Problems:
**1.** Decide whether each statement about the card reader description below agrees with it: (a) the microswitch connects the batteries to the card reader sensors when a card is correctly inserted; (b) the drain holes are in the top of the card reader and the housing; (c) each sensor is secured with the open end of its cup adjacent the closed end of its receptacle. Answer yes or no for each, quoting the deciding words of the description.
**2.** Summarize the card reader description below in two sentences.
**3.** Carry the card reader description below forward with one more paragraph, starting after its final sentence.

Text shown:
━━━━━━━━

Microswitch 146 in the bottom of card reader 132 is actuated by any
correctly inserted card to connect the batteries to the card reader
sensors.
A female printed circuitboard connector 148 at the bottom open end
of recess 142 receives an emergency override device or security
pass unit which will be explained hereinafter. Drain hole 150
through the bottom of the card reader and a similar drain hole 152
in the bottom of the housing 20 (FIG. 2) provide for moisture
drainage.
THE SENSORS
In the preferred embodiment of this invention, the sensors 154
shown in FIG. 8 are small cylindrical cup-shaped blocks of ferrous
metal, such as an iron compounds pot core, each having two coils
160 and 162 would between a raised rim 156 and a raised center post
158. A sensor is secured in each sensor receptacle 140, as shown in
FIG. 7, with the open end of the sensor cup adjacent the closed end
of the receptacle.

━━━━━━━━

Stored data:
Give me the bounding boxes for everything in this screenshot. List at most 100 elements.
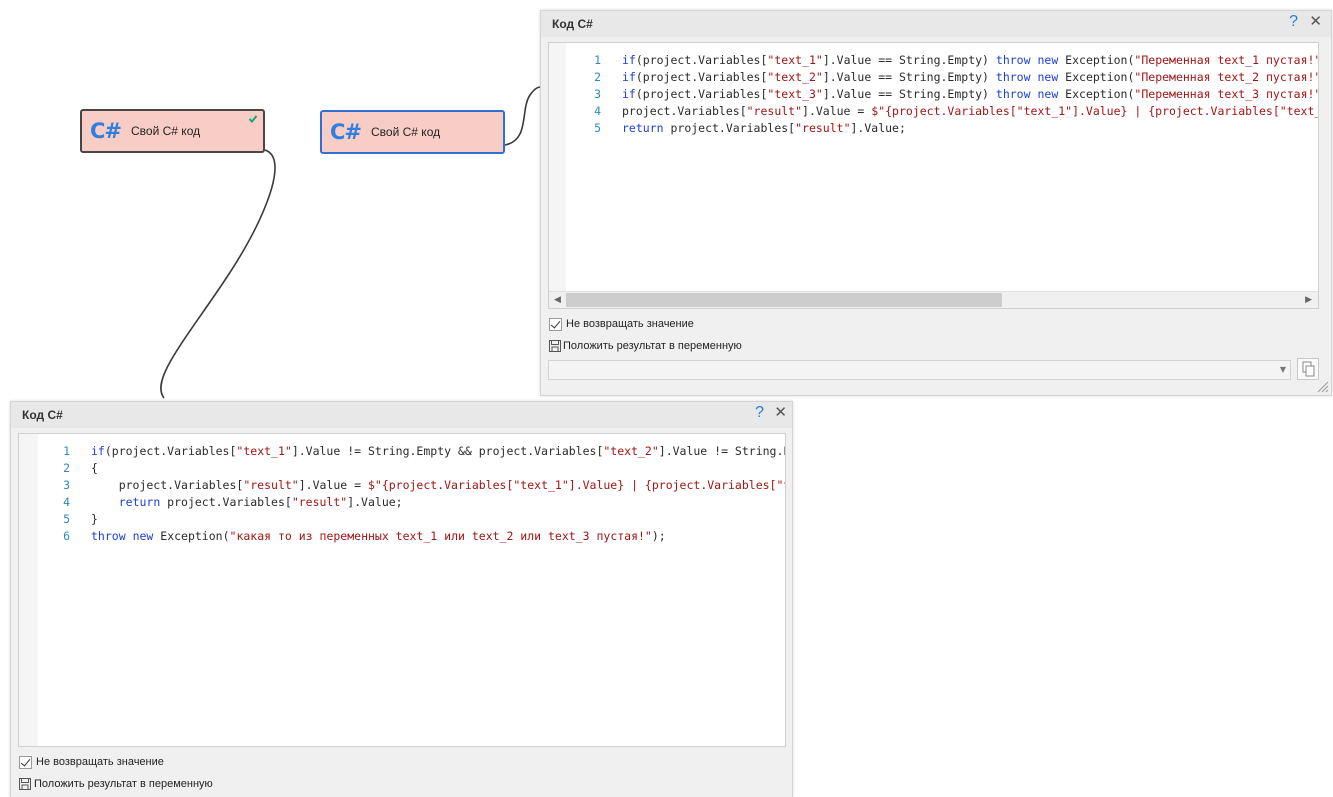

━━━━━━━━

Expected answers:
**1.**
(a) Yes: "is actuated by any correctly inserted card to connect the batteries to the card reader sensors"
(b) No: "Drain hole 150 through the bottom of the card reader and a similar drain hole 152 in the bottom of the housing 20"
(c) Yes: "with the open end of the sensor cup adjacent the closed end of the receptacle"

**2.** A microswitch at the bottom of the card reader is actuated by a correctly inserted card to connect the batteries to the sensors. A connector at the bottom of the recess receives an emergency override device or security pass unit, drain holes in the reader and housing let moisture out, and in the preferred embodiment each sensor is a small cup-shaped ferrous metal block with two coils, secured in its receptacle with the open end of the cup adjacent the receptacle's closed end.

**3.**
The leads from the coils are wired to printed circuitboard 134
where each sensor is connected to a separate sensor circuit 176
(FIG. 9) to produce signals representing a logical binary 1 or 0 in
response to the absence or presence respectively of a metal spot
128 adjacent the sensor. The coils 160 and 162 act as the primary
and secondary coils respectively of an iron core transformer. In
this embodiment of the invention, the coils are chosen so that the
turns ratio is 1 to 1 and the oscillator 164 provides intermittent
bursts of high frequency constant amplitude signal, about 3 volts,
through the tuned circuit of capacitor 166 and coil 160. Capacitor
168 has the same value as capacitor 166, about 0.047 microfarads,
so that the two circuits are tuned to about the same frequency when
there is no metal spot 128 present.
Diode 170 rectifies the induced signal to produce a direct current
output across capacitor 172 and resistor 174, about 1 megohm,
limits the output signal across capacitor 172, about 0.01
microfarads.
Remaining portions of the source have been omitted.